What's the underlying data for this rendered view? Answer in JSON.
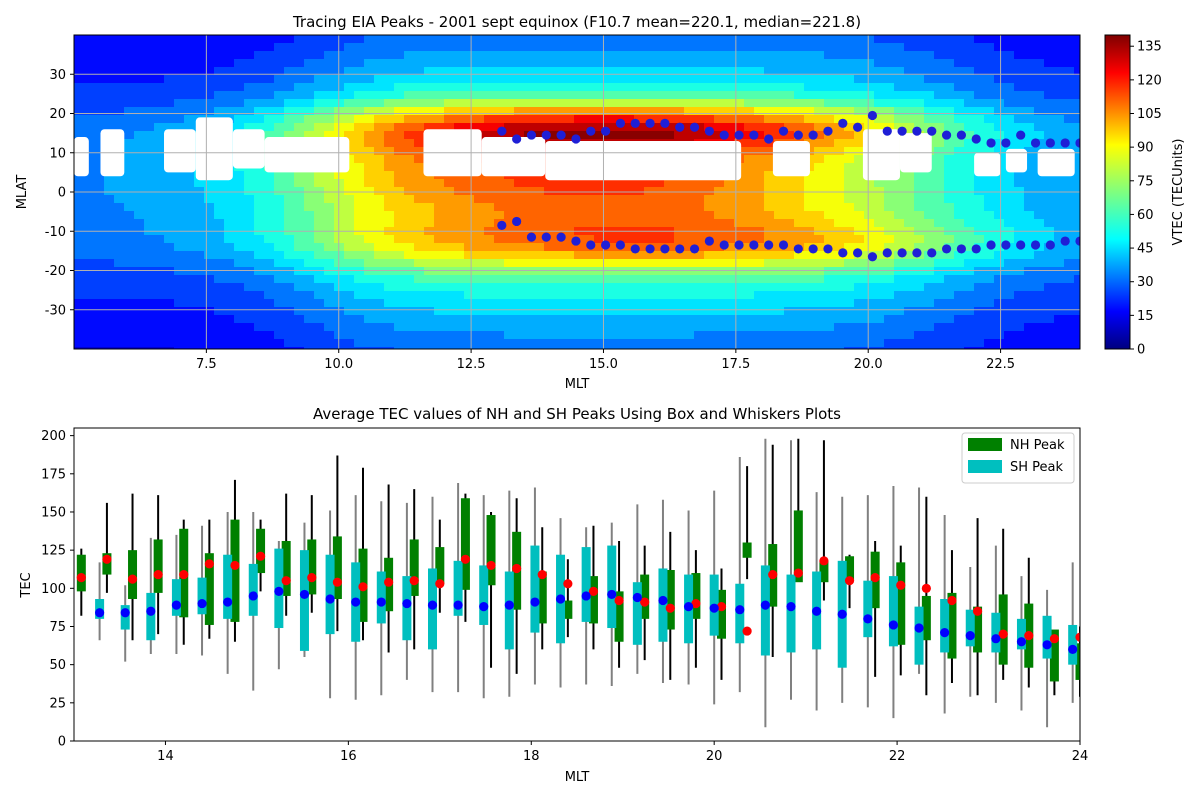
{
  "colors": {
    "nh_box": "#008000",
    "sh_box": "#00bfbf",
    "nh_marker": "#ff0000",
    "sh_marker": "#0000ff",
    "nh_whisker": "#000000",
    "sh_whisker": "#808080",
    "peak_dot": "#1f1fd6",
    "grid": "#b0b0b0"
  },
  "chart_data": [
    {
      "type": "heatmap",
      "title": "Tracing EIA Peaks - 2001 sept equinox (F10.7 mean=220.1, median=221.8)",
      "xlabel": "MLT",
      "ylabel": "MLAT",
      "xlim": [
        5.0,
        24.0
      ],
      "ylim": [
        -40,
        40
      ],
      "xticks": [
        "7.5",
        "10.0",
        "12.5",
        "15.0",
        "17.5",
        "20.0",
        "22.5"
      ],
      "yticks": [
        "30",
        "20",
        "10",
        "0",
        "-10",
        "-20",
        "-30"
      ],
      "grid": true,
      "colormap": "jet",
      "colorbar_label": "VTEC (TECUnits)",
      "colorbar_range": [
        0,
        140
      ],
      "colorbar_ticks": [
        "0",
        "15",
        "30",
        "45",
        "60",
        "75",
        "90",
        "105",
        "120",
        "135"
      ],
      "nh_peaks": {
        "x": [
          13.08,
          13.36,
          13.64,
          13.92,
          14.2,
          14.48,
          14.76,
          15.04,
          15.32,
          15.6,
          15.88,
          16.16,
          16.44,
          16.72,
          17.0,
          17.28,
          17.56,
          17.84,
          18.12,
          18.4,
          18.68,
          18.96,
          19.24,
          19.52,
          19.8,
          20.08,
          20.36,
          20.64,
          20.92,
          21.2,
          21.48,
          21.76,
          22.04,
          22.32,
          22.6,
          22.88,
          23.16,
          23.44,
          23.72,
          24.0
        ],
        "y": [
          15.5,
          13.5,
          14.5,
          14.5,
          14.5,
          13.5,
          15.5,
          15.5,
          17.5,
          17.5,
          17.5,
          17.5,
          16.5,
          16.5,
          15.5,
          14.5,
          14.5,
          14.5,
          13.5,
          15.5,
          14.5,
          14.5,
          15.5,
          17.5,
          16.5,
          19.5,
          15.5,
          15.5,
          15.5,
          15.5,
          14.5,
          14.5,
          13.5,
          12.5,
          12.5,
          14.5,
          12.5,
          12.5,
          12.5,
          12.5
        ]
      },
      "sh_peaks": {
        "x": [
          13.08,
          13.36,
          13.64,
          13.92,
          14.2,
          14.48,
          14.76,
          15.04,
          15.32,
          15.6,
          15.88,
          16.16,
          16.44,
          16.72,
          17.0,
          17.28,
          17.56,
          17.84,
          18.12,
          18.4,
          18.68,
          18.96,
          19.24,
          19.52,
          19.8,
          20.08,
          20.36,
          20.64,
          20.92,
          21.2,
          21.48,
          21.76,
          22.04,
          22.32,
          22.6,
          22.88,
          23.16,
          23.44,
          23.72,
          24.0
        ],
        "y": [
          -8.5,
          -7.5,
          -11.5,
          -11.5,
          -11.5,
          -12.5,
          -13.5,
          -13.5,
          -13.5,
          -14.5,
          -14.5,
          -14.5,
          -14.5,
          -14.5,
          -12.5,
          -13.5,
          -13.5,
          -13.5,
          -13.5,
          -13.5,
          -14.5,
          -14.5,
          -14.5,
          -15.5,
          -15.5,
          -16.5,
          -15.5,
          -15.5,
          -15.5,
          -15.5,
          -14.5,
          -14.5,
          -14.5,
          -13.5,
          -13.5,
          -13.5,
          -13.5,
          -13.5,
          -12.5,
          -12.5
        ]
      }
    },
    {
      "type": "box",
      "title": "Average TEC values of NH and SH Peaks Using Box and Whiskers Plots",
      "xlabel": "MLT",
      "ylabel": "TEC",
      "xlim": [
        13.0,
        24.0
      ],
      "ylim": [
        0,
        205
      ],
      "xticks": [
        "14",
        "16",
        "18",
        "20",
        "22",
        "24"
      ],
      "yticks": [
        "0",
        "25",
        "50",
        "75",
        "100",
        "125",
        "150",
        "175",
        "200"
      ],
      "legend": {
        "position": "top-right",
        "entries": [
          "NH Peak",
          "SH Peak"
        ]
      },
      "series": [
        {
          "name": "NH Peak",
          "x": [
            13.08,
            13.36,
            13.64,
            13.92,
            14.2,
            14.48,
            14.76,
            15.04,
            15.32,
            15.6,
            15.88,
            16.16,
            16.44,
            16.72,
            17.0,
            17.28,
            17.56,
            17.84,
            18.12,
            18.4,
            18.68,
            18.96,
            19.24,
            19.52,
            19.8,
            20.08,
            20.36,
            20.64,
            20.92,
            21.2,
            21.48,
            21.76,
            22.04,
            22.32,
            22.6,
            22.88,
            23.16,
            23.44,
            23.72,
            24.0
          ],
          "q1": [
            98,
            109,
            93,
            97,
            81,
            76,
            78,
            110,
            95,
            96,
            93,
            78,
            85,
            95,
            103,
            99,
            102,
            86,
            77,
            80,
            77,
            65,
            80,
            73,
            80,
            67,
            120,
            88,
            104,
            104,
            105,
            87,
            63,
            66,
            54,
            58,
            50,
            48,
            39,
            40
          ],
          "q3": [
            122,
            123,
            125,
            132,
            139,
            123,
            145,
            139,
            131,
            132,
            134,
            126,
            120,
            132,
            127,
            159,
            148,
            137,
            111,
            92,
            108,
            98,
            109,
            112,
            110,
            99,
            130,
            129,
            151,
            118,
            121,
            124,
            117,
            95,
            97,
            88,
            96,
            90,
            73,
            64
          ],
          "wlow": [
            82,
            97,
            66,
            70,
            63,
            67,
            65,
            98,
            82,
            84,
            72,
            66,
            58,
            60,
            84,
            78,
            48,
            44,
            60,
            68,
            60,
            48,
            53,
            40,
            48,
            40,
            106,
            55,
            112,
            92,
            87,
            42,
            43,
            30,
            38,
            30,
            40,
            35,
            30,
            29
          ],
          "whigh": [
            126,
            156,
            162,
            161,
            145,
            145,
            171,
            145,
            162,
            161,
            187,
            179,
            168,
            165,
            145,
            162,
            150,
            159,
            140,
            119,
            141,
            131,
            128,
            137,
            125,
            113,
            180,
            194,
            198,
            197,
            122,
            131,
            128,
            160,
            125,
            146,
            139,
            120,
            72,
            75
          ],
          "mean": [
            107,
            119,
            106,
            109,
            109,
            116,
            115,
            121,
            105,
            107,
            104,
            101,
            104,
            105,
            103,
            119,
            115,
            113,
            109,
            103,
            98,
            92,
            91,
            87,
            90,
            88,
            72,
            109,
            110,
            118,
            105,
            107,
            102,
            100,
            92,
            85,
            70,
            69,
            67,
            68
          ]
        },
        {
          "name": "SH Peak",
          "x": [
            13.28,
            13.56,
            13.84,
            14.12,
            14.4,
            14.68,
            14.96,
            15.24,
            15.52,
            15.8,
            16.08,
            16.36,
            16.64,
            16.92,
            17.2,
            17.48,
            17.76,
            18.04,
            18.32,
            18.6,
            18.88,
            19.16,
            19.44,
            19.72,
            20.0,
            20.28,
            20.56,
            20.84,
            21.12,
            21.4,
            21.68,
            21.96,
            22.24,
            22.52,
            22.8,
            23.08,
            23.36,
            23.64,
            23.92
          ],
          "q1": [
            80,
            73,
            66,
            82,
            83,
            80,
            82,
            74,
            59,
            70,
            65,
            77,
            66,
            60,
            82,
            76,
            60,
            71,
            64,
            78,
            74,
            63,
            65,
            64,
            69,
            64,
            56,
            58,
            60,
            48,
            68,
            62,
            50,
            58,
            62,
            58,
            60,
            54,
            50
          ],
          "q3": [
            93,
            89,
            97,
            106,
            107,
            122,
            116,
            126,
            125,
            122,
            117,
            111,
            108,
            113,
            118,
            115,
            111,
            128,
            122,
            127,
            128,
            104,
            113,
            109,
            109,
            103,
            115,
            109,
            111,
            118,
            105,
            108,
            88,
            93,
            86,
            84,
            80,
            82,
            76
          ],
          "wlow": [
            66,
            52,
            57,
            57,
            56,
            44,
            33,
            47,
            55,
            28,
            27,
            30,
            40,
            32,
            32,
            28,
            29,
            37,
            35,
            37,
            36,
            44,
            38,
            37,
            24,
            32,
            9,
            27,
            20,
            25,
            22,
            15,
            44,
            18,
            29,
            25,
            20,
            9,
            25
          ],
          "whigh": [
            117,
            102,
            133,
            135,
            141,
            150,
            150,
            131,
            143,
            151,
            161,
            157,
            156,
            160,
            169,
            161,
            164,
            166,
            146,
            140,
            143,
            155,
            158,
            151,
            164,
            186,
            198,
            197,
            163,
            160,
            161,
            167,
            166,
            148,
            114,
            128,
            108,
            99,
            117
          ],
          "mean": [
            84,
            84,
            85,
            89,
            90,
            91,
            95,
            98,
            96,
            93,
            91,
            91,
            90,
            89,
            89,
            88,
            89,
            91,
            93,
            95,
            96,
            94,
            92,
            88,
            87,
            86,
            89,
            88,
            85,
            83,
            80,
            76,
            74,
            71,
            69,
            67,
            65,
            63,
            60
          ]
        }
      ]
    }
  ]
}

•••

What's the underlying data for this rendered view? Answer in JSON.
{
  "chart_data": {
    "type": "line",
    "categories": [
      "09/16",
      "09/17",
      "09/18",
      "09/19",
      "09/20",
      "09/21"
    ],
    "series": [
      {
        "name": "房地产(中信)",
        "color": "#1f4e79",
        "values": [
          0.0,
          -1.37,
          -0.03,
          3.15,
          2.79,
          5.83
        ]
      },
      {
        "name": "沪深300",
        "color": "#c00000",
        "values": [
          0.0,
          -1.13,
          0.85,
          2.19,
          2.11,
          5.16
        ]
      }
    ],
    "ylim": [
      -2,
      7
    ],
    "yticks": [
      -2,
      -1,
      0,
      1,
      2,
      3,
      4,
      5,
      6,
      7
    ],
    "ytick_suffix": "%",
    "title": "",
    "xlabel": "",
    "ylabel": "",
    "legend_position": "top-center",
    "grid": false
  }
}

•••

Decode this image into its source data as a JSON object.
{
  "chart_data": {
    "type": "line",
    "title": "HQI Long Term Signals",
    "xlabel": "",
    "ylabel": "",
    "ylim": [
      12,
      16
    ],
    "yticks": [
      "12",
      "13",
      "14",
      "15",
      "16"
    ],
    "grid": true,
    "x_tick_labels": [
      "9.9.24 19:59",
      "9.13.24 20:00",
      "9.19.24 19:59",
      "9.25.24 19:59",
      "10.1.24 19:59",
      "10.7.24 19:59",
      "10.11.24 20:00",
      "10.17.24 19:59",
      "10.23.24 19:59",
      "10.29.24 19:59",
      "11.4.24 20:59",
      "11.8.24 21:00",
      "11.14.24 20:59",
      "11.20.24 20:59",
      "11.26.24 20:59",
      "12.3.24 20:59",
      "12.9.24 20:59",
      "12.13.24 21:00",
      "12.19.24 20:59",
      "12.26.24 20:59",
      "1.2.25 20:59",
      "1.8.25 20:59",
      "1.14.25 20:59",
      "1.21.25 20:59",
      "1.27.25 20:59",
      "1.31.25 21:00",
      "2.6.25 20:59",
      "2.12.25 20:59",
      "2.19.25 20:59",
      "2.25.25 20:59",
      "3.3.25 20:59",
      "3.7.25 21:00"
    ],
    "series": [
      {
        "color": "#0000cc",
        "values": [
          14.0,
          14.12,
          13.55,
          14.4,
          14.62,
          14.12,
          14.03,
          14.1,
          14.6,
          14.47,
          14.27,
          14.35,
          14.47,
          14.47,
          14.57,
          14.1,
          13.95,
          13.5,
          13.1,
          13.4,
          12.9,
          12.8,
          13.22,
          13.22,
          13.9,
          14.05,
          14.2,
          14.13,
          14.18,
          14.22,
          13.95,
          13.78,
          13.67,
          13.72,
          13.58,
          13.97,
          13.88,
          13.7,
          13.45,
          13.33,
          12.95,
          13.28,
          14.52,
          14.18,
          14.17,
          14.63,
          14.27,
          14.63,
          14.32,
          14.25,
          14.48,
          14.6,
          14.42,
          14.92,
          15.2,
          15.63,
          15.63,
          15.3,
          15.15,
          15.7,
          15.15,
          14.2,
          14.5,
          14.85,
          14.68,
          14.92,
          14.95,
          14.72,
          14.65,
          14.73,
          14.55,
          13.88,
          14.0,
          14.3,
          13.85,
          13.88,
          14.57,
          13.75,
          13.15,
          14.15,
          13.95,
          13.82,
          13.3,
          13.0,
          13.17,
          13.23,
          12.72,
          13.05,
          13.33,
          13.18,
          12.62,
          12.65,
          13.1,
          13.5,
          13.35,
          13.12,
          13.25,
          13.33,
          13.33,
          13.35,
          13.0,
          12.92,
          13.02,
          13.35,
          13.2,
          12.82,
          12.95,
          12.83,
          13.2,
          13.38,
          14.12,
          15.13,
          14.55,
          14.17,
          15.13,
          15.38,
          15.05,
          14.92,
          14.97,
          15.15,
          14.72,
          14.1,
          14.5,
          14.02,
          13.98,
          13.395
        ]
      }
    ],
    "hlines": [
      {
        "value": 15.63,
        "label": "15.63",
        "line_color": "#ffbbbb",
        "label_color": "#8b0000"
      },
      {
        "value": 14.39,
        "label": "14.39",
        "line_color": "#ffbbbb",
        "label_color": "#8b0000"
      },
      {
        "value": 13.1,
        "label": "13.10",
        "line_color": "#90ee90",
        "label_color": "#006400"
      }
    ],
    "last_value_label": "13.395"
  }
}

•••

INSTRUCTIONS TO FOLLOW: Select from the material above each line in which the string "ylabel" appears, and list those lines.

SOLUTION:
      "ylabel": "MLAT",
      "ylabel": "TEC",
    "ylabel": "",
    "ylabel": "",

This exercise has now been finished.